Work required:
Restate the records below word for word, and omit the images they hold.

Records from a dataset:
== == ==

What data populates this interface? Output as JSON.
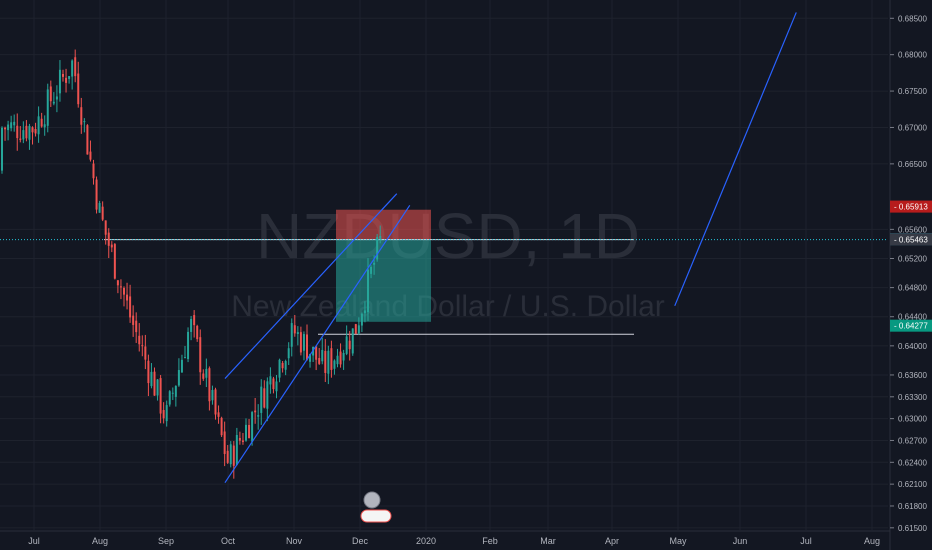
{
  "watermark": {
    "symbol": "NZDUSD, 1D",
    "name": "New Zealand Dollar / U.S. Dollar"
  },
  "colors": {
    "background": "#131722",
    "up": "#26a69a",
    "down": "#ef5350",
    "trendline": "#2962ff",
    "grid": "#1e222d",
    "axis_text": "#b2b5be"
  },
  "chart_data": {
    "type": "candlestick",
    "symbol": "NZDUSD",
    "interval": "1D",
    "y_axis": {
      "ticks": [
        "0.68500",
        "0.68000",
        "0.67500",
        "0.67000",
        "0.66500",
        "0.65600",
        "0.65200",
        "0.64800",
        "0.64400",
        "0.64000",
        "0.63600",
        "0.63300",
        "0.63000",
        "0.62700",
        "0.62400",
        "0.62100",
        "0.61800",
        "0.61500"
      ],
      "range": [
        0.6147,
        0.686
      ]
    },
    "x_axis": {
      "ticks": [
        "Jul",
        "Aug",
        "Sep",
        "Oct",
        "Nov",
        "Dec",
        "2020",
        "Feb",
        "Mar",
        "Apr",
        "May",
        "Jun",
        "Jul",
        "Aug"
      ]
    },
    "price_labels": [
      {
        "value": "0.65913",
        "color": "#b71c1c"
      },
      {
        "value": "0.65465",
        "color": "#1e88a8"
      },
      {
        "value": "0.65463",
        "color": "#363a45"
      },
      {
        "value": "0.64277",
        "color": "#089981"
      }
    ],
    "position_tool": {
      "entry": 0.6546,
      "stop": 0.6587,
      "target": 0.6433
    },
    "horizontal_lines": [
      0.6546,
      0.6416
    ],
    "trendlines": [
      {
        "from": [
          "Jun 27",
          0.6858
        ],
        "to": [
          "Apr 30",
          0.6455
        ]
      },
      {
        "from": [
          "Sep 30",
          0.6212
        ],
        "to": [
          "Dec 24",
          0.6593
        ]
      },
      {
        "from": [
          "Sep 30",
          0.6355
        ],
        "to": [
          "Dec 18",
          0.6609
        ]
      }
    ],
    "candles_sample_close": [
      [
        "Jul 1",
        0.67
      ],
      [
        "Jul 19",
        0.679
      ],
      [
        "Aug 1",
        0.658
      ],
      [
        "Aug 15",
        0.644
      ],
      [
        "Sep 1",
        0.63
      ],
      [
        "Sep 13",
        0.643
      ],
      [
        "Oct 1",
        0.624
      ],
      [
        "Oct 15",
        0.632
      ],
      [
        "Nov 1",
        0.642
      ],
      [
        "Nov 15",
        0.637
      ],
      [
        "Nov 29",
        0.642
      ],
      [
        "Dec 11",
        0.655
      ]
    ]
  }
}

== == ==

Exercise result:
What data populates this interface? Output as JSON.
{
  "watermark": {
    "symbol": "NZDUSD, 1D",
    "name": "New Zealand Dollar / U.S. Dollar"
  },
  "colors": {
    "background": "#131722",
    "up": "#26a69a",
    "down": "#ef5350",
    "trendline": "#2962ff",
    "grid": "#1e222d",
    "axis_text": "#b2b5be"
  },
  "chart_data": {
    "type": "candlestick",
    "symbol": "NZDUSD",
    "interval": "1D",
    "y_axis": {
      "ticks": [
        "0.68500",
        "0.68000",
        "0.67500",
        "0.67000",
        "0.66500",
        "0.65600",
        "0.65200",
        "0.64800",
        "0.64400",
        "0.64000",
        "0.63600",
        "0.63300",
        "0.63000",
        "0.62700",
        "0.62400",
        "0.62100",
        "0.61800",
        "0.61500"
      ],
      "range": [
        0.6147,
        0.686
      ]
    },
    "x_axis": {
      "ticks": [
        "Jul",
        "Aug",
        "Sep",
        "Oct",
        "Nov",
        "Dec",
        "2020",
        "Feb",
        "Mar",
        "Apr",
        "May",
        "Jun",
        "Jul",
        "Aug"
      ]
    },
    "price_labels": [
      {
        "value": "0.65913",
        "color": "#b71c1c"
      },
      {
        "value": "0.65465",
        "color": "#1e88a8"
      },
      {
        "value": "0.65463",
        "color": "#363a45"
      },
      {
        "value": "0.64277",
        "color": "#089981"
      }
    ],
    "position_tool": {
      "entry": 0.6546,
      "stop": 0.6587,
      "target": 0.6433
    },
    "horizontal_lines": [
      0.6546,
      0.6416
    ],
    "trendlines": [
      {
        "from": [
          "Jun 27",
          0.6858
        ],
        "to": [
          "Apr 30",
          0.6455
        ]
      },
      {
        "from": [
          "Sep 30",
          0.6212
        ],
        "to": [
          "Dec 24",
          0.6593
        ]
      },
      {
        "from": [
          "Sep 30",
          0.6355
        ],
        "to": [
          "Dec 18",
          0.6609
        ]
      }
    ],
    "candles_sample_close": [
      [
        "Jul 1",
        0.67
      ],
      [
        "Jul 19",
        0.679
      ],
      [
        "Aug 1",
        0.658
      ],
      [
        "Aug 15",
        0.644
      ],
      [
        "Sep 1",
        0.63
      ],
      [
        "Sep 13",
        0.643
      ],
      [
        "Oct 1",
        0.624
      ],
      [
        "Oct 15",
        0.632
      ],
      [
        "Nov 1",
        0.642
      ],
      [
        "Nov 15",
        0.637
      ],
      [
        "Nov 29",
        0.642
      ],
      [
        "Dec 11",
        0.655
      ]
    ]
  }
}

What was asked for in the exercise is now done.